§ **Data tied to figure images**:
------------------------------------------------

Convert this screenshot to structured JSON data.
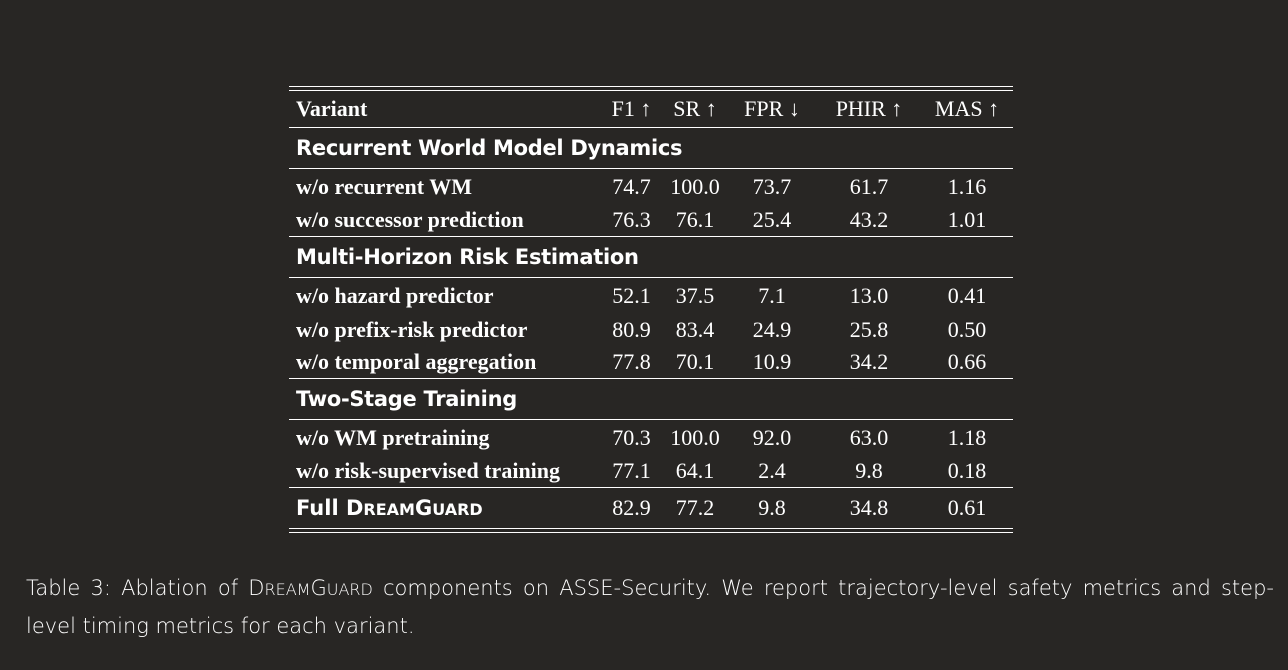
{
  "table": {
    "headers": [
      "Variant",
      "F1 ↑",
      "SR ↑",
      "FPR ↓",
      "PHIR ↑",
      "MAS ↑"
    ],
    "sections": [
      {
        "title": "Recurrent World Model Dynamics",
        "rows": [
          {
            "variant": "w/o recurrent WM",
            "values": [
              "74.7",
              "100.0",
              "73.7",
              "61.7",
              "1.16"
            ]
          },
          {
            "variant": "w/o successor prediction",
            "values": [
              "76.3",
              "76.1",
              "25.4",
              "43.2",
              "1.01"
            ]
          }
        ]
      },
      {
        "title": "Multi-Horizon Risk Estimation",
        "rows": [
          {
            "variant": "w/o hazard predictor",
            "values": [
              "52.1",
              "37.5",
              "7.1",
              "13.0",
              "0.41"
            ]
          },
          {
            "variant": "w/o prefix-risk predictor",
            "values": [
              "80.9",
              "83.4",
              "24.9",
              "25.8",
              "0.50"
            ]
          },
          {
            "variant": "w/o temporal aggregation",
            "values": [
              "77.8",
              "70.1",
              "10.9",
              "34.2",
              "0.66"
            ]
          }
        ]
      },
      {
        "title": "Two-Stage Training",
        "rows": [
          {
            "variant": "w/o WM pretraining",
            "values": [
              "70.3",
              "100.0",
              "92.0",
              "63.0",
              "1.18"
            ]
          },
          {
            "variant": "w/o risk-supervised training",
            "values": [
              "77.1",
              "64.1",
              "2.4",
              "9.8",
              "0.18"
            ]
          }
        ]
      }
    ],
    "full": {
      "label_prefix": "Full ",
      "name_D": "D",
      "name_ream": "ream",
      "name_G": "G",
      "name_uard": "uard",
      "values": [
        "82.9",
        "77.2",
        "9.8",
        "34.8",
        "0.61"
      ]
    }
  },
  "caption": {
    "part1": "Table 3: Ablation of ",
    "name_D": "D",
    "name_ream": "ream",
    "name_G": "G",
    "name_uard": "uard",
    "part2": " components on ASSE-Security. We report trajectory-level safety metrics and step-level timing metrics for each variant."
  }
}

------------------------------------------------

§ **Short problem**: List each line of the records that holds the string "title".

§ **The completed task**:
        "title": "Recurrent World Model Dynamics",
        "title": "Multi-Horizon Risk Estimation",
        "title": "Two-Stage Training",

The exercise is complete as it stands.